_Dataset entries_:
*** Begin section ***
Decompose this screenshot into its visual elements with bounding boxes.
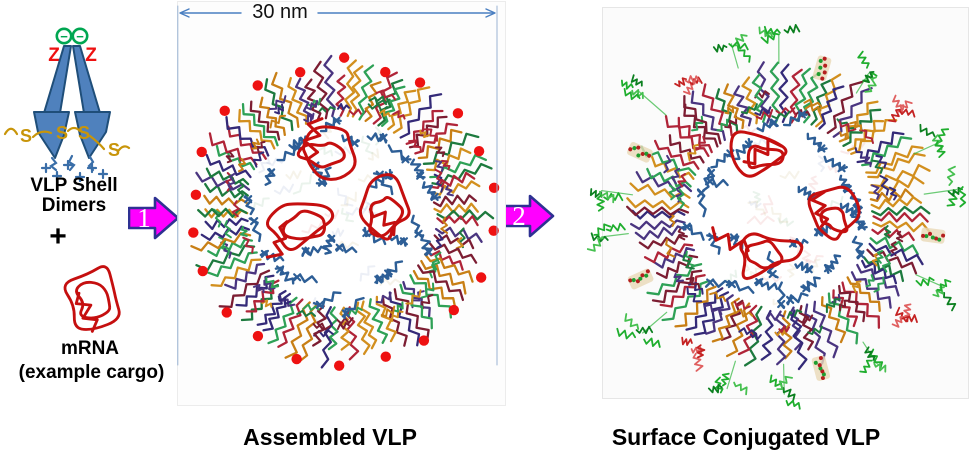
step-1-arrow: 1 [128,196,180,240]
svg-text:S: S [20,126,32,146]
svg-text:S: S [108,140,120,160]
step-2-arrow: 2 [503,194,555,238]
assembled-vlp-graphic [177,5,500,371]
dimer-monomer-shapes [33,45,111,159]
positive-charge-icons [40,154,109,183]
plus-sign: + [49,220,67,253]
assembled-vlp-caption: Assembled VLP [243,424,417,450]
mrna-cargo-drawing [63,265,121,333]
svg-text:S: S [56,123,68,143]
mrna-label: mRNA [60,338,120,359]
step-2-number: 2 [512,201,526,231]
mrna-note: (example cargo) [18,362,165,383]
dimer-schematic: − − Z Z S S S S [3,27,131,333]
dimension-label: 30 nm [252,1,308,23]
conjugated-vlp-graphic [586,24,967,410]
z-domain-label: Z [48,45,60,66]
dimer-label: VLP Shell Dimers [30,175,118,216]
z-domain-label: Z [85,45,97,66]
step-1-number: 1 [137,203,151,233]
svg-text:S: S [78,123,90,143]
s-labels: S S S S [20,123,120,160]
dimension-30nm [177,5,498,366]
svg-text:−: − [60,29,68,44]
disulfide-bonds [3,126,131,152]
svg-text:−: − [76,29,84,44]
conjugated-vlp-caption: Surface Conjugated VLP [611,424,881,450]
negative-charge-icon: − − [55,27,89,45]
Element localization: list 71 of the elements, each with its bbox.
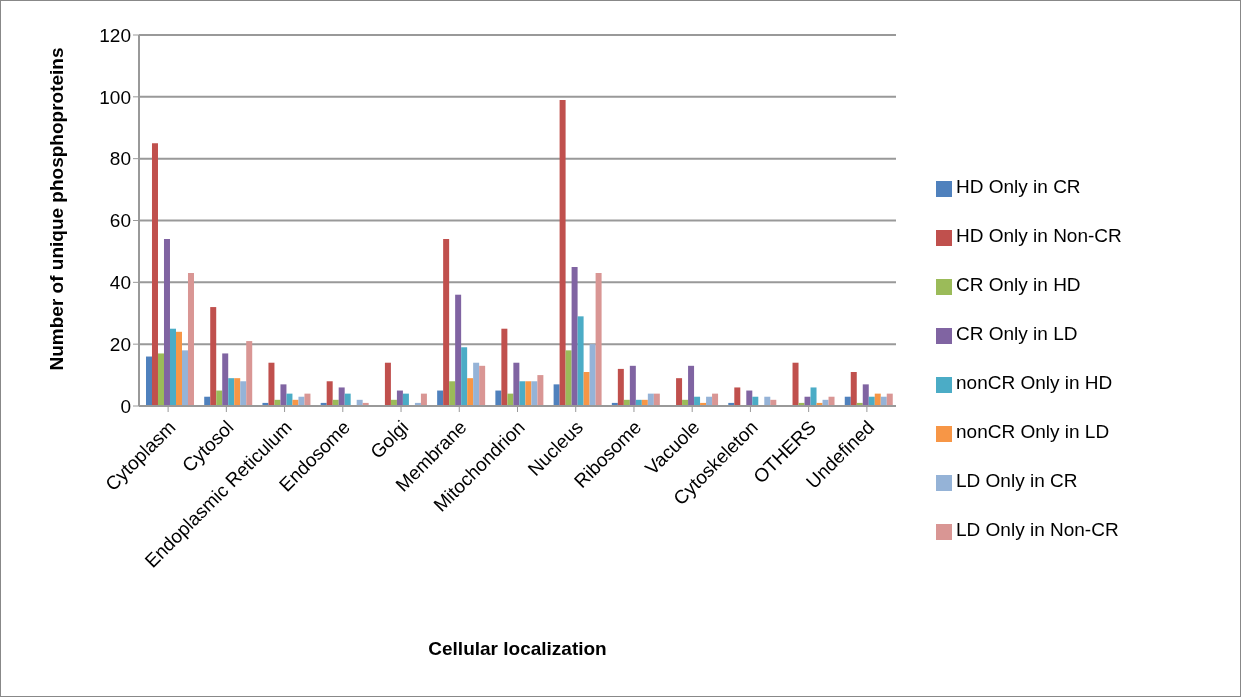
*** End section ***
_WHAT THE EXERCISE ASKS_: Leave out the pictures, then give all the records again exactly.

_ANSWER SPACE_:
Decompose this screenshot into its visual elements with bounding boxes.
step-1-arrow: 1 [128,196,180,240]
svg-text:S: S [20,126,32,146]
svg-text:S: S [108,140,120,160]
step-2-arrow: 2 [503,194,555,238]
assembled-vlp-graphic [177,5,500,371]
dimer-monomer-shapes [33,45,111,159]
positive-charge-icons [40,154,109,183]
plus-sign: + [49,220,67,253]
assembled-vlp-caption: Assembled VLP [243,424,417,450]
mrna-cargo-drawing [63,265,121,333]
svg-text:S: S [56,123,68,143]
mrna-label: mRNA [60,338,120,359]
step-2-number: 2 [512,201,526,231]
mrna-note: (example cargo) [18,362,165,383]
dimer-schematic: − − Z Z S S S S [3,27,131,333]
dimension-label: 30 nm [252,1,308,23]
conjugated-vlp-graphic [586,24,967,410]
z-domain-label: Z [48,45,60,66]
dimer-label: VLP Shell Dimers [30,175,118,216]
z-domain-label: Z [85,45,97,66]
step-1-number: 1 [137,203,151,233]
svg-text:S: S [78,123,90,143]
s-labels: S S S S [20,123,120,160]
dimension-30nm [177,5,498,366]
svg-text:−: − [60,29,68,44]
disulfide-bonds [3,126,131,152]
svg-text:−: − [76,29,84,44]
conjugated-vlp-caption: Surface Conjugated VLP [611,424,881,450]
negative-charge-icon: − − [55,27,89,45]
Element localization: list 71 of the elements, each with its bbox.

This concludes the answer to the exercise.